## Start DATA
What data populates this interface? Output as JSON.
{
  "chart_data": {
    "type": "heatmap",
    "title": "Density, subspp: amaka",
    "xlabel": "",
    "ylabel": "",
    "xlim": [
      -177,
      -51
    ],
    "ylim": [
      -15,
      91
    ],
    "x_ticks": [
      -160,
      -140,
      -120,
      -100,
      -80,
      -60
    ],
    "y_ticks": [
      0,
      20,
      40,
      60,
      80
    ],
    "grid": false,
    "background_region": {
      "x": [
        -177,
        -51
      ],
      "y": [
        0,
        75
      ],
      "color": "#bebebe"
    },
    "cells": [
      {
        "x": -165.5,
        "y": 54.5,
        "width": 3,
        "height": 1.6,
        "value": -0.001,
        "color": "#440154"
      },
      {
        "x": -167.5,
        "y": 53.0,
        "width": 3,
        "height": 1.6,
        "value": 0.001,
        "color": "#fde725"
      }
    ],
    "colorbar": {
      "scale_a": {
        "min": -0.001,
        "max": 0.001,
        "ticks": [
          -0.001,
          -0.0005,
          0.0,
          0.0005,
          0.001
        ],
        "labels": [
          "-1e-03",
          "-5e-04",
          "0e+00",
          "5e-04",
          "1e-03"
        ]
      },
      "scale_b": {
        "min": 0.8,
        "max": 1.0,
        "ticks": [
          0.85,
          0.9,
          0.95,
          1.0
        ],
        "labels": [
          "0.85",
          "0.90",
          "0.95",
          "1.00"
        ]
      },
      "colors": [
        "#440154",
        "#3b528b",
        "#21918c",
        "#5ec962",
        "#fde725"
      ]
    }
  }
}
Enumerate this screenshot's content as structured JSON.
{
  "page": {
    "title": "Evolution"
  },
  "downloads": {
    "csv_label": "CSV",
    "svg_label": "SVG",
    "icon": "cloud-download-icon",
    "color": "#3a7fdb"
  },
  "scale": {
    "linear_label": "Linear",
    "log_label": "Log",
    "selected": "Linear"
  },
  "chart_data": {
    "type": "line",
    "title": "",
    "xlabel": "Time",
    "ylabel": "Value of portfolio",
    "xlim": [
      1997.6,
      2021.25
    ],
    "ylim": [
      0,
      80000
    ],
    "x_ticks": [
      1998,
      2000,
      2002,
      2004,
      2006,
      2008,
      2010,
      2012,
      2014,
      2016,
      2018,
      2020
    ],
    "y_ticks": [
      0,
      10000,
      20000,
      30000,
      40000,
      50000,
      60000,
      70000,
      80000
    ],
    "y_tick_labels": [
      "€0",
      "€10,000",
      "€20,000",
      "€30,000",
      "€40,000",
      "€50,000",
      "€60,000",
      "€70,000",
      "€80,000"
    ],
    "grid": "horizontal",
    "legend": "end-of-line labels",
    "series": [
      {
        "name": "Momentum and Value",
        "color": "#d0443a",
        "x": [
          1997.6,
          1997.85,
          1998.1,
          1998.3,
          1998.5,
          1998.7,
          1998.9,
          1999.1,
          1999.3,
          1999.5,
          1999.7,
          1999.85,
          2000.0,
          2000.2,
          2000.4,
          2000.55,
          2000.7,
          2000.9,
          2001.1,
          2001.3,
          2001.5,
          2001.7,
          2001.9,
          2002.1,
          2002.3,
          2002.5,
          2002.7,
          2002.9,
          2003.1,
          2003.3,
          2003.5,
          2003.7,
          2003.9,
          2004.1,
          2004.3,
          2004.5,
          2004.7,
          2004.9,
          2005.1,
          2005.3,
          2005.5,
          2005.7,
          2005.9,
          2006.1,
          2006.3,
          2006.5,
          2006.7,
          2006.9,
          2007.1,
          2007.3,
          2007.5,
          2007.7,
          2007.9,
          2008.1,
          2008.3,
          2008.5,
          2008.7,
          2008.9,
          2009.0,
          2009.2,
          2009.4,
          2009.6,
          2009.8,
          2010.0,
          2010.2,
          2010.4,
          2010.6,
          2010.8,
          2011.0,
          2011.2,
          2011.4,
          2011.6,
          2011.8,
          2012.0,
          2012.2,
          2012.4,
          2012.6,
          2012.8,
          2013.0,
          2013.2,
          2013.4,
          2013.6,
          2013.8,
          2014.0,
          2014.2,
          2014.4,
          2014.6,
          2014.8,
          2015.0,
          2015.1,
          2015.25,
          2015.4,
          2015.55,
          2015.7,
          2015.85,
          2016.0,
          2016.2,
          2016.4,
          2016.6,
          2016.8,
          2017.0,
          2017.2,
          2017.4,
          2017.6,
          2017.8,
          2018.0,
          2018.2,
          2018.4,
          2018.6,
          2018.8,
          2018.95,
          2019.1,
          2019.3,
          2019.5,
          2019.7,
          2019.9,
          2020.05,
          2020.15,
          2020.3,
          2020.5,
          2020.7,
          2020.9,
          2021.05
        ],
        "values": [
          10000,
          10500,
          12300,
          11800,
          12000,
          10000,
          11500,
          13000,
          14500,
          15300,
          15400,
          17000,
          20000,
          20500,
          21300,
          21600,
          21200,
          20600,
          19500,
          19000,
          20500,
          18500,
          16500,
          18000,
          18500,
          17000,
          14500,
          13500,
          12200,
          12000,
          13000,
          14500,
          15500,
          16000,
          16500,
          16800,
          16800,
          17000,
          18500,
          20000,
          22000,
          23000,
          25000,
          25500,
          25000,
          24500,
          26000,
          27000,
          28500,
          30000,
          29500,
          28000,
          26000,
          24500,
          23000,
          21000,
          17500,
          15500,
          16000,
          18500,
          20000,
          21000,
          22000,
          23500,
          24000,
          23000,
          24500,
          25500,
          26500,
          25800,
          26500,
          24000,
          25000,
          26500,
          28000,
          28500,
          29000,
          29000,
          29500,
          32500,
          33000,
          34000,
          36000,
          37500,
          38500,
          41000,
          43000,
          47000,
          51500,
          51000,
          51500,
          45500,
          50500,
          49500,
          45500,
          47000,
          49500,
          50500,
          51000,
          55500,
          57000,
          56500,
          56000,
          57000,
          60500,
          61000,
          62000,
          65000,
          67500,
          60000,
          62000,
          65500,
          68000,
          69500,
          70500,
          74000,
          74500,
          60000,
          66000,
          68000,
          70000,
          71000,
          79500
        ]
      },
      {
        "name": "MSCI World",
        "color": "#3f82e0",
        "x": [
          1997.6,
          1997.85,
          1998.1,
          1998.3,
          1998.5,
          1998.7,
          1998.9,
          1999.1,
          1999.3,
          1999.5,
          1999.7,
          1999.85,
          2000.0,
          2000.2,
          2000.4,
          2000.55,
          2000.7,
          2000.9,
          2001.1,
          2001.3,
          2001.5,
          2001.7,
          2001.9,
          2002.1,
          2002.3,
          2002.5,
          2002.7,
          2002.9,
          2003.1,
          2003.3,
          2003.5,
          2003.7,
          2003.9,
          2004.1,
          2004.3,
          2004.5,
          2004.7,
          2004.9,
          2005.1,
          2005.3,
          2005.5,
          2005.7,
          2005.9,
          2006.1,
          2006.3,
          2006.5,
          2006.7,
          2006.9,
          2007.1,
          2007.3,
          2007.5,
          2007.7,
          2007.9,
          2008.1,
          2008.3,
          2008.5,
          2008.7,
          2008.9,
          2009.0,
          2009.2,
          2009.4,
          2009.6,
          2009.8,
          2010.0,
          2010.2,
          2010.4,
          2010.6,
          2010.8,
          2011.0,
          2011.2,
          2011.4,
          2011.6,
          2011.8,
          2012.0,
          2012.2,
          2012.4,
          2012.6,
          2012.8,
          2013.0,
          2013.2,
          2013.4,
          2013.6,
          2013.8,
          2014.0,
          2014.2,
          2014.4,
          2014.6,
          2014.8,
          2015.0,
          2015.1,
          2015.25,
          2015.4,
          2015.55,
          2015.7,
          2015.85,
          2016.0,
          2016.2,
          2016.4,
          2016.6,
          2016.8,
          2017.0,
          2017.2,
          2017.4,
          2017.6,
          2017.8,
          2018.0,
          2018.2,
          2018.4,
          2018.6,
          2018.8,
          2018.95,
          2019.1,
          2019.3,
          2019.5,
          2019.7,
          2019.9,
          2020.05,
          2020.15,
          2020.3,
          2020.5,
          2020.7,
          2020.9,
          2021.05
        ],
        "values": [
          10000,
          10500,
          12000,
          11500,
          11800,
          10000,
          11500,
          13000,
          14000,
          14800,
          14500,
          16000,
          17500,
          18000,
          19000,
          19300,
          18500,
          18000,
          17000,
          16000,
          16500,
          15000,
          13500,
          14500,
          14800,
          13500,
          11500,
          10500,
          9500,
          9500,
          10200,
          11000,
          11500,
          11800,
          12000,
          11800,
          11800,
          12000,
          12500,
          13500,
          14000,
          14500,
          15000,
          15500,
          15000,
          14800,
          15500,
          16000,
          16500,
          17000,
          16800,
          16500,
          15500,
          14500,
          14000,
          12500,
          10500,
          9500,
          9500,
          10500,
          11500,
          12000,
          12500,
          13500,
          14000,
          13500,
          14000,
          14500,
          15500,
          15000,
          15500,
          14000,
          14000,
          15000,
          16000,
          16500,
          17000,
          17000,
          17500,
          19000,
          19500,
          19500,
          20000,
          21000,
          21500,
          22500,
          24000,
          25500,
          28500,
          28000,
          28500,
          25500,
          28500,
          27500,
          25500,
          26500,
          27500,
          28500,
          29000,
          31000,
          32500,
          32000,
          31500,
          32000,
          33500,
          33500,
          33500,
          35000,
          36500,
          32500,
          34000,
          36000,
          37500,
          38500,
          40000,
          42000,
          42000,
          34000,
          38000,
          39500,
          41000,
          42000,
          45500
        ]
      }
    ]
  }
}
## End DATA
» **WHAT IS BEING ASKED**
Find how many lines of the entries contain "Linear". Respond with the number only.

» **SOLUTION FOR THIS PROBLEM**
2